§ **Written problem**: Report how many lines hold the string "należy". Give the number and nothing else.

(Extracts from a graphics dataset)
_ _ _ _ _ _ _

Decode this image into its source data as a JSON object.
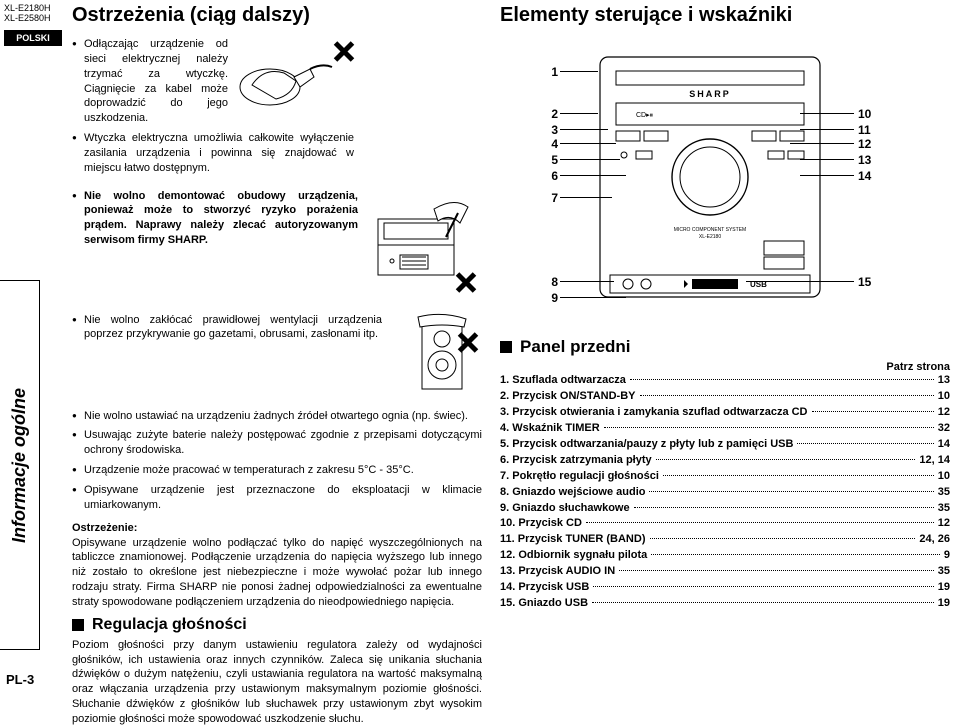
{
  "margin": {
    "model1": "XL-E2180H",
    "model2": "XL-E2580H",
    "lang": "POLSKI",
    "side_tab": "Informacje ogólne",
    "page_num": "PL-3"
  },
  "left": {
    "title": "Ostrzeżenia (ciąg dalszy)",
    "bullets_a": [
      "Odłączając urządzenie od sieci elektrycznej należy trzymać za wtyczkę. Ciągnięcie za kabel może doprowadzić do jego uszkodzenia.",
      "Wtyczka elektryczna umożliwia całkowite wyłączenie zasilania urządzenia i powinna się znajdować w miejscu łatwo dostępnym."
    ],
    "bullet_b_bold": "Nie wolno demontować obudowy urządzenia, ponieważ może to stworzyć ryzyko porażenia prądem. Naprawy należy zlecać autoryzowanym serwisom firmy SHARP.",
    "bullets_c": [
      "Nie wolno zakłócać prawidłowej wentylacji urządzenia poprzez przykrywanie go gazetami, obrusami, zasłonami itp."
    ],
    "bullets_d": [
      "Nie wolno ustawiać na urządzeniu żadnych źródeł otwartego ognia (np. świec).",
      "Usuwając zużyte baterie należy postępować zgodnie z przepisami dotyczącymi ochrony środowiska.",
      "Urządzenie może pracować w temperaturach z zakresu 5°C - 35°C.",
      "Opisywane urządzenie jest przeznaczone do eksploatacji w klimacie umiarkowanym."
    ],
    "warn_label": "Ostrzeżenie:",
    "warn_text": "Opisywane urządzenie wolno podłączać tylko do napięć wyszczególnionych na tabliczce znamionowej. Podłączenie urządzenia do napięcia wyższego lub innego niż zostało to określone jest niebezpieczne i może wywołać pożar lub innego rodzaju straty. Firma SHARP nie ponosi żadnej odpowiedzialności za ewentualne straty spowodowane podłączeniem urządzenia do nieodpowiedniego napięcia.",
    "reg_head": "Regulacja głośności",
    "reg_text": "Poziom głośności przy danym ustawieniu regulatora zależy od wydajności głośników, ich ustawienia oraz innych czynników. Zaleca się unikania słuchania dźwięków o dużym natężeniu, czyli ustawiania regulatora na wartość maksymalną oraz włączania urządzenia przy ustawionym maksymalnym poziomie głośności. Słuchanie dźwięków z głośników lub słuchawek przy ustawionym zbyt wysokim poziomie głośności może spowodować uszkodzenie słuchu."
  },
  "right": {
    "title": "Elementy sterujące i wskaźniki",
    "panel_head": "Panel przedni",
    "see_page": "Patrz strona",
    "callouts_left": [
      "1",
      "2",
      "3",
      "4",
      "5",
      "6",
      "7",
      "8",
      "9"
    ],
    "callouts_right": [
      "10",
      "11",
      "12",
      "13",
      "14",
      "15"
    ],
    "items": [
      {
        "n": "1",
        "label": "Szuflada odtwarzacza",
        "page": "13"
      },
      {
        "n": "2",
        "label": "Przycisk ON/STAND-BY",
        "page": "10"
      },
      {
        "n": "3",
        "label": "Przycisk otwierania i zamykania szuflad odtwarzacza CD",
        "page": "12"
      },
      {
        "n": "4",
        "label": "Wskaźnik TIMER",
        "page": "32"
      },
      {
        "n": "5",
        "label": "Przycisk odtwarzania/pauzy z płyty lub z pamięci USB",
        "page": "14"
      },
      {
        "n": "6",
        "label": "Przycisk zatrzymania płyty",
        "page": "12, 14"
      },
      {
        "n": "7",
        "label": "Pokrętło regulacji głośności",
        "page": "10"
      },
      {
        "n": "8",
        "label": "Gniazdo wejściowe audio",
        "page": "35"
      },
      {
        "n": "9",
        "label": "Gniazdo słuchawkowe",
        "page": "35"
      },
      {
        "n": "10",
        "label": "Przycisk CD",
        "page": "12"
      },
      {
        "n": "11",
        "label": "Przycisk TUNER (BAND)",
        "page": "24, 26"
      },
      {
        "n": "12",
        "label": "Odbiornik sygnału pilota",
        "page": "9"
      },
      {
        "n": "13",
        "label": "Przycisk AUDIO IN",
        "page": "35"
      },
      {
        "n": "14",
        "label": "Przycisk USB",
        "page": "19"
      },
      {
        "n": "15",
        "label": "Gniazdo USB",
        "page": "19"
      }
    ]
  },
  "device_label_1": "MICRO COMPONENT SYSTEM",
  "device_label_2": "XL-E2180",
  "device_usb": "USB",
  "sharp_brand": "SHARP"
}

_ _ _ _ _ _ _

§ **Full output**: 3